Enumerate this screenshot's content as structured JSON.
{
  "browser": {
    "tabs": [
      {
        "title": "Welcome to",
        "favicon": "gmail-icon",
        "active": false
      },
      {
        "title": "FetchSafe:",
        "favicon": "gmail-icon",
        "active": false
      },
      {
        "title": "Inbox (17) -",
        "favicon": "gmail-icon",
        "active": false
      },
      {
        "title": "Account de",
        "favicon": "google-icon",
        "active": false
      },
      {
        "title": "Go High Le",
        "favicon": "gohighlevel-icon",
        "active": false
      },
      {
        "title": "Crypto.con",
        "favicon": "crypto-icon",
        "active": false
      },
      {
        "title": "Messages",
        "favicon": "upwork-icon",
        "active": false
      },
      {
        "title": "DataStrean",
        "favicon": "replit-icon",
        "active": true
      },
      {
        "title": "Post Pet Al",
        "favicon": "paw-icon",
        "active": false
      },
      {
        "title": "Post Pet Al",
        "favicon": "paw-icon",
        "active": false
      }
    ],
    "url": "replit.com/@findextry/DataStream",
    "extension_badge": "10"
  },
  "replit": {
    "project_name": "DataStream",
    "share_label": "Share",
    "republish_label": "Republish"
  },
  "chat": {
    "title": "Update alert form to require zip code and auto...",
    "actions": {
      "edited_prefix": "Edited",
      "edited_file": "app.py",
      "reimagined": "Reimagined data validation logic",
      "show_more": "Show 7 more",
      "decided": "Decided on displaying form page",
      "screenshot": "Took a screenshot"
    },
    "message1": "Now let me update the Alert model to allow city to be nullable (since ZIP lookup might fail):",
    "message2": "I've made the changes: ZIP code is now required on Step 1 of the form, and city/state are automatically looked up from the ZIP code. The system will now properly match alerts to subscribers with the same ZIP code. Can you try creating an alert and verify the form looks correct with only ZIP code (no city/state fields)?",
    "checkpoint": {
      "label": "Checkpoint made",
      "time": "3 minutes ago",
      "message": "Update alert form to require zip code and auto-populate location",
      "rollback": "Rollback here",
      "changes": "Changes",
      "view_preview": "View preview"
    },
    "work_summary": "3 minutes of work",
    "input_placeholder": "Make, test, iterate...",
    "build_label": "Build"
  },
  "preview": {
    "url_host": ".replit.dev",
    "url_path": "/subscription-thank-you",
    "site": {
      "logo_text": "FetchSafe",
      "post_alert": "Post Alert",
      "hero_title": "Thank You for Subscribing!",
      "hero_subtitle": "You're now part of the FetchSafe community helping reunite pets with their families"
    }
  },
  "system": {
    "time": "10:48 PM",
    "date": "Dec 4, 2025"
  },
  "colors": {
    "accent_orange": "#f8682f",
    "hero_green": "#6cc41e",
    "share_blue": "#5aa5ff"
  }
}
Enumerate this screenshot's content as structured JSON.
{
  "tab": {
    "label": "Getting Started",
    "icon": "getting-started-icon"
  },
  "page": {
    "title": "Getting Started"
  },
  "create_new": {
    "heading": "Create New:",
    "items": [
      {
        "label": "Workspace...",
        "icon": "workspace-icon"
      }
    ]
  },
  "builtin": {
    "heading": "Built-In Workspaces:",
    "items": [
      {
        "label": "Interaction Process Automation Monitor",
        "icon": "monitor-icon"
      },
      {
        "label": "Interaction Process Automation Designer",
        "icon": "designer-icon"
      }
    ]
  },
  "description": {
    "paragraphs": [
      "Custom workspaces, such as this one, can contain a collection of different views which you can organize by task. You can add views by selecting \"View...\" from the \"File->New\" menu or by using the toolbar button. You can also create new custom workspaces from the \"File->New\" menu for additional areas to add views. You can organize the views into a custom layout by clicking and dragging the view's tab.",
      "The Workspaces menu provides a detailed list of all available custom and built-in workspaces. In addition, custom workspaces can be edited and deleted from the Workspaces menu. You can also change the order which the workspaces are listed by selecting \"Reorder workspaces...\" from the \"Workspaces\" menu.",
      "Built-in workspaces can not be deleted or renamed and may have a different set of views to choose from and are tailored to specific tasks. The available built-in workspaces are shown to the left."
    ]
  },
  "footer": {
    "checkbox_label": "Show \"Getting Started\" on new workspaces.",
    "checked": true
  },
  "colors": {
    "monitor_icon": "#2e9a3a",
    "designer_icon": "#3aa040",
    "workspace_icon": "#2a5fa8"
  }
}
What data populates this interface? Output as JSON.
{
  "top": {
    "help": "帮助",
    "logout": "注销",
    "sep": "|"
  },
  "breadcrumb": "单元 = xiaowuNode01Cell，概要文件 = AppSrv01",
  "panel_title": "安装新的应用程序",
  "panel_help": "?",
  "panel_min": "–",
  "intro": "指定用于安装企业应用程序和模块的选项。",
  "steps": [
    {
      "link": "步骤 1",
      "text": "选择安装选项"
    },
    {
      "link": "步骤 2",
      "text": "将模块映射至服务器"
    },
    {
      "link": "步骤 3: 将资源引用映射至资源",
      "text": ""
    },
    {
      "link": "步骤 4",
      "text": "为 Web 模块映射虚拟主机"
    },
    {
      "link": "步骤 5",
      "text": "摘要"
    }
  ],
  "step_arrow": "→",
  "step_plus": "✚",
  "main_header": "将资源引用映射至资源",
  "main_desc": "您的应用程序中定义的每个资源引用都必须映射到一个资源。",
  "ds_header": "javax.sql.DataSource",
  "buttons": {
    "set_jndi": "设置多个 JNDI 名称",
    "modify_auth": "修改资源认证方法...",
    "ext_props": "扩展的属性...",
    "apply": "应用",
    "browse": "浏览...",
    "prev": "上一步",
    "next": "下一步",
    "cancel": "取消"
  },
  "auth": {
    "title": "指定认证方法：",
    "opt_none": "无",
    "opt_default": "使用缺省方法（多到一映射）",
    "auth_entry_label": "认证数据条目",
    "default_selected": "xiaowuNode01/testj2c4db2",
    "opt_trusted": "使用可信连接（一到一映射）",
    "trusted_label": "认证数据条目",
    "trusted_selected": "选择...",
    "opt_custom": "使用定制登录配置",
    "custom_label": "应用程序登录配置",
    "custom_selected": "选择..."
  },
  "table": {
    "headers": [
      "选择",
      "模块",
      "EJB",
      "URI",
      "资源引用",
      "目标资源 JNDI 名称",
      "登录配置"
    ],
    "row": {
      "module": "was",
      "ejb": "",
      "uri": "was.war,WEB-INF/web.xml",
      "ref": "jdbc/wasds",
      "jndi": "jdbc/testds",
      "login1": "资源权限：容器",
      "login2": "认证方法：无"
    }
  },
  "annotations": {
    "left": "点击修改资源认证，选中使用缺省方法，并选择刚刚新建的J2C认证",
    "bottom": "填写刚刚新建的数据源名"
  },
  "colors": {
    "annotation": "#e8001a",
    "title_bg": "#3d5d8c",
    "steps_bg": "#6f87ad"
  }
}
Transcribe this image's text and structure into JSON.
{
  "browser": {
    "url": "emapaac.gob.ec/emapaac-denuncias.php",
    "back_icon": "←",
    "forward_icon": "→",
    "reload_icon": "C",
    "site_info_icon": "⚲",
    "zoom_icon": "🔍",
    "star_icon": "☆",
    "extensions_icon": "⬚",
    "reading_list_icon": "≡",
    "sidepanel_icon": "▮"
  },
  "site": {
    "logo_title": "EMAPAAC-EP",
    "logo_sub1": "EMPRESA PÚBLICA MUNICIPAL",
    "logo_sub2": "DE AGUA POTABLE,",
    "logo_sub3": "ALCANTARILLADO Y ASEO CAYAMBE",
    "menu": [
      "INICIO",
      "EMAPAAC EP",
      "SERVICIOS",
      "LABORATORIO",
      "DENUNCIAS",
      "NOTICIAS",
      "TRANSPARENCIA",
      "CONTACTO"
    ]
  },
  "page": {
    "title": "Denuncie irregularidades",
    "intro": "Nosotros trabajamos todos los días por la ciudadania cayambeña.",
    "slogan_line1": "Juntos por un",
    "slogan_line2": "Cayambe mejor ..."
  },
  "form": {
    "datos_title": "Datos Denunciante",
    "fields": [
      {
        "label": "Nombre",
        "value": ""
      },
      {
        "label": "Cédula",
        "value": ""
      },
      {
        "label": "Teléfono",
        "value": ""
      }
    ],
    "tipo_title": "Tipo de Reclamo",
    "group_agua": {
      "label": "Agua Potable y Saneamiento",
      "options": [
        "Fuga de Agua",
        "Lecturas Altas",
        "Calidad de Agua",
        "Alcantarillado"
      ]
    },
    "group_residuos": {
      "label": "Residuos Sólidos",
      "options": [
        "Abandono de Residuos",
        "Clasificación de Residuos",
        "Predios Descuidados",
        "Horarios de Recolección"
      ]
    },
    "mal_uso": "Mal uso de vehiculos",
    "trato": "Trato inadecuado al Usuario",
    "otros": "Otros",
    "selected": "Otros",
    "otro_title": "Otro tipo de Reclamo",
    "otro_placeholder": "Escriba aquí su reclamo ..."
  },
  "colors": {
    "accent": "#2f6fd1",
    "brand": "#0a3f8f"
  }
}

#### Problem to work on:
Lines that hold "also" are the ones to copy; find all of them.

#### Task answer:
      "Custom workspaces, such as this one, can contain a collection of different views which you can organize by task. You can add views by selecting \"View...\" from the \"File->New\" menu or by using the toolbar button. You can also create new custom workspaces from the \"File->New\" menu for additional areas to add views. You can organize the views into a custom layout by clicking and dragging the view's tab.",
      "The Workspaces menu provides a detailed list of all available custom and built-in workspaces. In addition, custom workspaces can be edited and deleted from the Workspaces menu. You can also change the order which the workspaces are listed by selecting \"Reorder workspaces...\" from the \"Workspaces\" menu.",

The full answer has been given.